#### SUPPLIED MATERIAL

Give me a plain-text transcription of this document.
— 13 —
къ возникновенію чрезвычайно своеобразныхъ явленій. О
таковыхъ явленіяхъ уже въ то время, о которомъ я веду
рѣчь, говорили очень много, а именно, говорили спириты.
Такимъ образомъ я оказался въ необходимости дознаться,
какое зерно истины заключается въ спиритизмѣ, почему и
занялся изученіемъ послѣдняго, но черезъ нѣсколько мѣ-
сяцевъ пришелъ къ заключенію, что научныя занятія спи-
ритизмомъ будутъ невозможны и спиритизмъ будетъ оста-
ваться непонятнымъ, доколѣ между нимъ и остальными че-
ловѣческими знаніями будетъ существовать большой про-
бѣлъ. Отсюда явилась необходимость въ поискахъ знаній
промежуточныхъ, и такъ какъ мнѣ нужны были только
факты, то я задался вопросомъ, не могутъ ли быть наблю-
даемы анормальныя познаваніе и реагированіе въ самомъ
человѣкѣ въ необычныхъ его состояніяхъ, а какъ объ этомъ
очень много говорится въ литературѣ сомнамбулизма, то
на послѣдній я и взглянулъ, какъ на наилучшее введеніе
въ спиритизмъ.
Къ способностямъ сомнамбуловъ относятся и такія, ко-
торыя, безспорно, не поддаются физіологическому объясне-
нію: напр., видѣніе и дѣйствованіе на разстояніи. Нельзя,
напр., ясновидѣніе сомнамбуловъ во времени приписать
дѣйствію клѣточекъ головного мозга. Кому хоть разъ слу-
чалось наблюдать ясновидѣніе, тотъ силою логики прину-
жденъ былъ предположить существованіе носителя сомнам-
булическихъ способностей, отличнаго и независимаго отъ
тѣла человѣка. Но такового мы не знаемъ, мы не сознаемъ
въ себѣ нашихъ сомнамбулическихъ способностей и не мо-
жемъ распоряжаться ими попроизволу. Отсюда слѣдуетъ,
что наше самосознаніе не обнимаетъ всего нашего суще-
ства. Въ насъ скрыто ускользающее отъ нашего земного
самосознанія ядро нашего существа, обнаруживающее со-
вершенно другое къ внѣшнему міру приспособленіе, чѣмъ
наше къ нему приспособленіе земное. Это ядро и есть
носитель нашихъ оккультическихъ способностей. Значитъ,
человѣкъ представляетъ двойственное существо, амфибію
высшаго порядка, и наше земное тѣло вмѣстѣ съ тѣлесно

########

**YOUR TASK**
All of the material above needs to be copied exactly.

**ANSWER FOR THIS EXERCISE**
Give me a plain-text transcription of this document.
— 13 —
къ возникновенію чрезвычайно своеобразныхъ явленій. О
таковыхъ явленіяхъ уже въ то время, о которомъ я веду
рѣчь, говорили очень много, а именно, говорили спириты.
Такимъ образомъ я оказался въ необходимости дознаться,
какое зерно истины заключается въ спиритизмѣ, почему и
занялся изученіемъ послѣдняго, но черезъ нѣсколько мѣ-
сяцевъ пришелъ къ заключенію, что научныя занятія спи-
ритизмомъ будутъ невозможны и спиритизмъ будетъ оста-
ваться непонятнымъ, доколѣ между нимъ и остальными че-
ловѣческими знаніями будетъ существовать большой про-
бѣлъ. Отсюда явилась необходимость въ поискахъ знаній
промежуточныхъ, и такъ какъ мнѣ нужны были только
факты, то я задался вопросомъ, не могутъ ли быть наблю-
даемы анормальныя познаваніе и реагированіе въ самомъ
человѣкѣ въ необычныхъ его состояніяхъ, а какъ объ этомъ
очень много говорится въ литературѣ сомнамбулизма, то
на послѣдній я и взглянулъ, какъ на наилучшее введеніе
въ спиритизмъ.
Къ способностямъ сомнамбуловъ относятся и такія, ко-
торыя, безспорно, не поддаются физіологическому объясне-
нію: напр., видѣніе и дѣйствованіе на разстояніи. Нельзя,
напр., ясновидѣніе сомнамбуловъ во времени приписать
дѣйствію клѣточекъ головного мозга. Кому хоть разъ слу-
чалось наблюдать ясновидѣніе, тотъ силою логики прину-
жденъ былъ предположить существованіе носителя сомнам-
булическихъ способностей, отличнаго и независимаго отъ
тѣла человѣка. Но такового мы не знаемъ, мы не сознаемъ
въ себѣ нашихъ сомнамбулическихъ способностей и не мо-
жемъ распоряжаться ими попроизволу. Отсюда слѣдуетъ,
что наше самосознаніе не обнимаетъ всего нашего суще-
ства. Въ насъ скрыто ускользающее отъ нашего земного
самосознанія ядро нашего существа, обнаруживающее со-
вершенно другое къ внѣшнему міру приспособленіе, чѣмъ
наше къ нему приспособленіе земное. Это ядро и есть
носитель нашихъ оккультическихъ способностей. Значитъ,
человѣкъ представляетъ двойственное существо, амфибію
высшаго порядка, и наше земное тѣло вмѣстѣ съ тѣлесно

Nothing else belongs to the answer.